What you will do: Copy out the listing without changes, from its first line through the line containing "candle-body — [547, 269, 550, 274]".

Excerpted records:

....

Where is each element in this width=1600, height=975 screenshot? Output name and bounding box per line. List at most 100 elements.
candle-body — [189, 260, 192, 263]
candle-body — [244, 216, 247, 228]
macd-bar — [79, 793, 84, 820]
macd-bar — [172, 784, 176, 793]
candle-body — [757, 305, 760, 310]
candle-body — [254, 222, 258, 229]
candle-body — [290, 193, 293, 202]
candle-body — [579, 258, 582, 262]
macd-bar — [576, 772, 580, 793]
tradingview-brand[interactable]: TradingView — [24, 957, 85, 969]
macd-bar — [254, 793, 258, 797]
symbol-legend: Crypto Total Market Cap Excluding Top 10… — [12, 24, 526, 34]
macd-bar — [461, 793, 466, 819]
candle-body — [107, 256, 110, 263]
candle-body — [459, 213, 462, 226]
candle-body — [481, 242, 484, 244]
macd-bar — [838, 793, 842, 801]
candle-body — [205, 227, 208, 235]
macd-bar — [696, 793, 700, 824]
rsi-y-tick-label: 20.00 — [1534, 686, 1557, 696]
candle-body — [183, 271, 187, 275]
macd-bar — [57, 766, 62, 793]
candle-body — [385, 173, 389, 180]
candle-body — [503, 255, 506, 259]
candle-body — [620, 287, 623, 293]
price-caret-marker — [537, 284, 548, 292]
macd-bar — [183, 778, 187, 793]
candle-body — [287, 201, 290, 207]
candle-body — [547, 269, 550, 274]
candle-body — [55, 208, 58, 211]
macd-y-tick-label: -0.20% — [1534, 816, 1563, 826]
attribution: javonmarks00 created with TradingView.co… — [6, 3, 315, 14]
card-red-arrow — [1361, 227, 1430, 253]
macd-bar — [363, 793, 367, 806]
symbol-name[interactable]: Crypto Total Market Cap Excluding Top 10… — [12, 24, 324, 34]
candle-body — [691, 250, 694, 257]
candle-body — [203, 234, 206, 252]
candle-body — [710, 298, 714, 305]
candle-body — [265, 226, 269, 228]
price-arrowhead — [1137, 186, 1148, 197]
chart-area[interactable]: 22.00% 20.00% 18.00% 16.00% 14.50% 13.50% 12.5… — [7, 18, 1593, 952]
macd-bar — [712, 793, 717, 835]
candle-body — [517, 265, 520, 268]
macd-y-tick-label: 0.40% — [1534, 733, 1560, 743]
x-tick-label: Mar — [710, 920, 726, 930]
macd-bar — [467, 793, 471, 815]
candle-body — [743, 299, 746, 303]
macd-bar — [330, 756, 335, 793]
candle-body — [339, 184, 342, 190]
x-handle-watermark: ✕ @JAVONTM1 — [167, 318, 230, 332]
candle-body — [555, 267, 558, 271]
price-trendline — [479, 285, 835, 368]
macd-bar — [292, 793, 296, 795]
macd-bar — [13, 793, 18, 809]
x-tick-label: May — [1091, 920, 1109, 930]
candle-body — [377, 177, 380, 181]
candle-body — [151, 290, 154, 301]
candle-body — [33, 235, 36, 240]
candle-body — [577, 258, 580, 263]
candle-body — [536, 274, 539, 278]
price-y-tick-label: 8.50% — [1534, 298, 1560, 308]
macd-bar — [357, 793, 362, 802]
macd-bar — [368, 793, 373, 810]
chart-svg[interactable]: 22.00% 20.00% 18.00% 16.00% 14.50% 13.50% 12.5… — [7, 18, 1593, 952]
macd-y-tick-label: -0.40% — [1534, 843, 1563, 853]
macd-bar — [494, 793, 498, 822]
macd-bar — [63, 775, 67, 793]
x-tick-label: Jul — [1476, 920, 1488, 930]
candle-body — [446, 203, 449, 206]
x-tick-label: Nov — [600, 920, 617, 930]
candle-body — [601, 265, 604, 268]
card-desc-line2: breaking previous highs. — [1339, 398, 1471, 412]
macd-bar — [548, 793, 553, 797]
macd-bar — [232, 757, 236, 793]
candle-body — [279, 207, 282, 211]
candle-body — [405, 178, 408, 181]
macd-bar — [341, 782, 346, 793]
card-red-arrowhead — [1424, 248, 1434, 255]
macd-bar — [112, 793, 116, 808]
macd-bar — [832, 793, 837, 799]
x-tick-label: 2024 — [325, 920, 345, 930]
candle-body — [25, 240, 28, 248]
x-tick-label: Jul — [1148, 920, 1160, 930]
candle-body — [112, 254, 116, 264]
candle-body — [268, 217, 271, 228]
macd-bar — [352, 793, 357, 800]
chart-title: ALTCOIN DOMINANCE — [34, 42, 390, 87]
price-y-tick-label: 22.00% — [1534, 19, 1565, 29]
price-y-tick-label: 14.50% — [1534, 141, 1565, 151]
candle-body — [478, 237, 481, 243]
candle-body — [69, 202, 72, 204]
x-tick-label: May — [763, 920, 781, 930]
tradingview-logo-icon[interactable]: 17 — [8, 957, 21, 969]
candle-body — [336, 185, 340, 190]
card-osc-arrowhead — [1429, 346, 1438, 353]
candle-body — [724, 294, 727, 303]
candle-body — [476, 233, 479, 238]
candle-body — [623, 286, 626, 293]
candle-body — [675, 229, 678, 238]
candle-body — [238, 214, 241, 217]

....

Full solution:
Where is each element in this width=1600, height=975 screenshot? Output name and bounding box per line. List at most 100 elements.
candle-body — [189, 260, 192, 263]
candle-body — [244, 216, 247, 228]
macd-bar — [79, 793, 84, 820]
macd-bar — [172, 784, 176, 793]
candle-body — [757, 305, 760, 310]
candle-body — [254, 222, 258, 229]
candle-body — [290, 193, 293, 202]
candle-body — [579, 258, 582, 262]
macd-bar — [576, 772, 580, 793]
tradingview-brand[interactable]: TradingView — [24, 957, 85, 969]
macd-bar — [254, 793, 258, 797]
symbol-legend: Crypto Total Market Cap Excluding Top 10… — [12, 24, 526, 34]
macd-bar — [461, 793, 466, 819]
candle-body — [107, 256, 110, 263]
candle-body — [459, 213, 462, 226]
candle-body — [481, 242, 484, 244]
macd-bar — [838, 793, 842, 801]
candle-body — [205, 227, 208, 235]
macd-bar — [696, 793, 700, 824]
rsi-y-tick-label: 20.00 — [1534, 686, 1557, 696]
candle-body — [183, 271, 187, 275]
macd-bar — [57, 766, 62, 793]
candle-body — [385, 173, 389, 180]
candle-body — [503, 255, 506, 259]
candle-body — [620, 287, 623, 293]
price-caret-marker — [537, 284, 548, 292]
macd-bar — [183, 778, 187, 793]
candle-body — [287, 201, 290, 207]
candle-body — [547, 269, 550, 274]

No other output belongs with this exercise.